Some records:
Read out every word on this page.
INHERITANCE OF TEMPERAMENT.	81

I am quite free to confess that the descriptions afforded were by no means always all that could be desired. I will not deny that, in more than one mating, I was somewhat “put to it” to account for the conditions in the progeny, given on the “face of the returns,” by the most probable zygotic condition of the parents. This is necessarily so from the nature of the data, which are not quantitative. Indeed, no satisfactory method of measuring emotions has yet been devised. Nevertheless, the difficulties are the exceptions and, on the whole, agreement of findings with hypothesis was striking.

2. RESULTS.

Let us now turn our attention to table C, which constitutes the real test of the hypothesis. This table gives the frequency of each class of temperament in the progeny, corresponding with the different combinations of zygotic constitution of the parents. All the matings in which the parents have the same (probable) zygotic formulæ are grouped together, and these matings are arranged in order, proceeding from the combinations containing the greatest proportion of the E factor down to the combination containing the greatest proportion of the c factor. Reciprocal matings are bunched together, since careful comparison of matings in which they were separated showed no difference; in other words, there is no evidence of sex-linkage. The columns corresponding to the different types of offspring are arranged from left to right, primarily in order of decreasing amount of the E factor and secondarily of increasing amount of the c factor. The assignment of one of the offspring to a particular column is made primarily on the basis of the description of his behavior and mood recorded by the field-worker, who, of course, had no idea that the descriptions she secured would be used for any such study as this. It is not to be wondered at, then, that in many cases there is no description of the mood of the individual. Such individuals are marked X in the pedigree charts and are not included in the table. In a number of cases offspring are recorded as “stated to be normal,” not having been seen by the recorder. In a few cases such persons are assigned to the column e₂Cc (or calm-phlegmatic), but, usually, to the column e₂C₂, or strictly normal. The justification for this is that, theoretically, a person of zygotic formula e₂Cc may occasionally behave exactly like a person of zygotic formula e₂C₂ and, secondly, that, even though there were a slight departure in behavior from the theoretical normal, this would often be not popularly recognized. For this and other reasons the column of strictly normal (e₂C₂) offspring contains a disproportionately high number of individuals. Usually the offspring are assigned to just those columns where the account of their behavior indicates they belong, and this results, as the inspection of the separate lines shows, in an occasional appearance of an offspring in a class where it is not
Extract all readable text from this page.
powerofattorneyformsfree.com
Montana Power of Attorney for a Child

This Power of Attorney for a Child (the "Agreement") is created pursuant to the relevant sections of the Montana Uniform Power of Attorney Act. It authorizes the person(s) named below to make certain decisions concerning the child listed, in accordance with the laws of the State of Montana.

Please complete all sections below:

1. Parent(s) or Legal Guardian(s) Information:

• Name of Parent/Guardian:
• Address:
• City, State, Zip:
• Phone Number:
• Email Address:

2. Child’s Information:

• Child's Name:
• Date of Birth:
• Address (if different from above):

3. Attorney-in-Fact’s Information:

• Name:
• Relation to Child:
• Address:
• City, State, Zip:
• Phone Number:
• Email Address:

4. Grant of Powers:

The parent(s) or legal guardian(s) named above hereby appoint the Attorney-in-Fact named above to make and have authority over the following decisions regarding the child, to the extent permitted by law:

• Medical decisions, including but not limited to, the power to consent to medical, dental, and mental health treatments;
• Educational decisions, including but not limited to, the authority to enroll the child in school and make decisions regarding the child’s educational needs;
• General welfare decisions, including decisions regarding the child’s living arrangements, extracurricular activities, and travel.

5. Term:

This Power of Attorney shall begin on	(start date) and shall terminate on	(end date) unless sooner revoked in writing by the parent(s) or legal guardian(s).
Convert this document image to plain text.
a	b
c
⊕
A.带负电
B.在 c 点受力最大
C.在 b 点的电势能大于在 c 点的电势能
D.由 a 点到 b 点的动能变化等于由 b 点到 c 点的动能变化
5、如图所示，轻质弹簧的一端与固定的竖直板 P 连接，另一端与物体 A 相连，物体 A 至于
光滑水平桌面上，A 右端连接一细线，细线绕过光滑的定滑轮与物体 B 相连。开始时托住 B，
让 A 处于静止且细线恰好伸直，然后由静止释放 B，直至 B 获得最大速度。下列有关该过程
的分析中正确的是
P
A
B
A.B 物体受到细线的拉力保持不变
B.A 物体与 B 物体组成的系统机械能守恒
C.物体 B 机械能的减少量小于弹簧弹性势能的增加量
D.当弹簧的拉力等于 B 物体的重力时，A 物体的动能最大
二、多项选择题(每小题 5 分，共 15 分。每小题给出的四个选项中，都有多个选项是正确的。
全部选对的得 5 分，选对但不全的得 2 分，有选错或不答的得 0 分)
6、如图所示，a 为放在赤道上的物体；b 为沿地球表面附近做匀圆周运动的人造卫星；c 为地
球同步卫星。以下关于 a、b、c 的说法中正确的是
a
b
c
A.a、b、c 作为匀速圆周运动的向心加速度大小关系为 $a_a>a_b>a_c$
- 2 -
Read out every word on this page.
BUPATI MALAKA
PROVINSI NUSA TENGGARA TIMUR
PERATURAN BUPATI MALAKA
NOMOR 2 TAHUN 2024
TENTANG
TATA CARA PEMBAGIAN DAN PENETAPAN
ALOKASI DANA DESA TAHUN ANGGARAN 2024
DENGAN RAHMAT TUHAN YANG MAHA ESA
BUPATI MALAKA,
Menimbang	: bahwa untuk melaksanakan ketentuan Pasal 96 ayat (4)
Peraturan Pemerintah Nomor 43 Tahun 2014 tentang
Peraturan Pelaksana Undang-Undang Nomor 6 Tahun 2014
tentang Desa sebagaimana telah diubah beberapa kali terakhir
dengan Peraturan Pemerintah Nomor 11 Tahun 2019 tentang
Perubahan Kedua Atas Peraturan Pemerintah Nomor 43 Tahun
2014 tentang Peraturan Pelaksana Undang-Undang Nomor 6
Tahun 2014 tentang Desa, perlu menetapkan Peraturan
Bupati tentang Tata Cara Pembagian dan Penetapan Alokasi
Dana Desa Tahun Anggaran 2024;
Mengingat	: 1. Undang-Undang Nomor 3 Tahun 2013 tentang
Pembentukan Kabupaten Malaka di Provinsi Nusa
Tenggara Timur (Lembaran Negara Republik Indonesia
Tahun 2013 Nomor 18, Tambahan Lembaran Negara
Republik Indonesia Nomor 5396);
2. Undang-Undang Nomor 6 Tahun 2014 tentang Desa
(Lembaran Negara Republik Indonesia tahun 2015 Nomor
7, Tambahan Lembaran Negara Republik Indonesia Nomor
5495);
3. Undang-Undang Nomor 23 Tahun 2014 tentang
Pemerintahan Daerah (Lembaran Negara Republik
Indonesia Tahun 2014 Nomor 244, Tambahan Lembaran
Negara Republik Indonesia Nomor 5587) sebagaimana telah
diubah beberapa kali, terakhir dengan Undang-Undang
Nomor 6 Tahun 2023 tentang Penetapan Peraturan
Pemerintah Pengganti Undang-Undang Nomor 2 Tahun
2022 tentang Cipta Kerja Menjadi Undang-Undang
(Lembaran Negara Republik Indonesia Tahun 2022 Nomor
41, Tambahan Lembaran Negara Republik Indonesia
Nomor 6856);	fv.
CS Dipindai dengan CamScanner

__Exercise requirements__
Lines containing the string "Republik" are to be selected and copied.

__Written solution__
Tenggara Timur (Lembaran Negara Republik Indonesia
Republik Indonesia Nomor 5396);
(Lembaran Negara Republik Indonesia tahun 2015 Nomor
7, Tambahan Lembaran Negara Republik Indonesia Nomor
Pemerintahan Daerah (Lembaran Negara Republik
Negara Republik Indonesia Nomor 5587) sebagaimana telah
(Lembaran Negara Republik Indonesia Tahun 2022 Nomor
41, Tambahan Lembaran Negara Republik Indonesia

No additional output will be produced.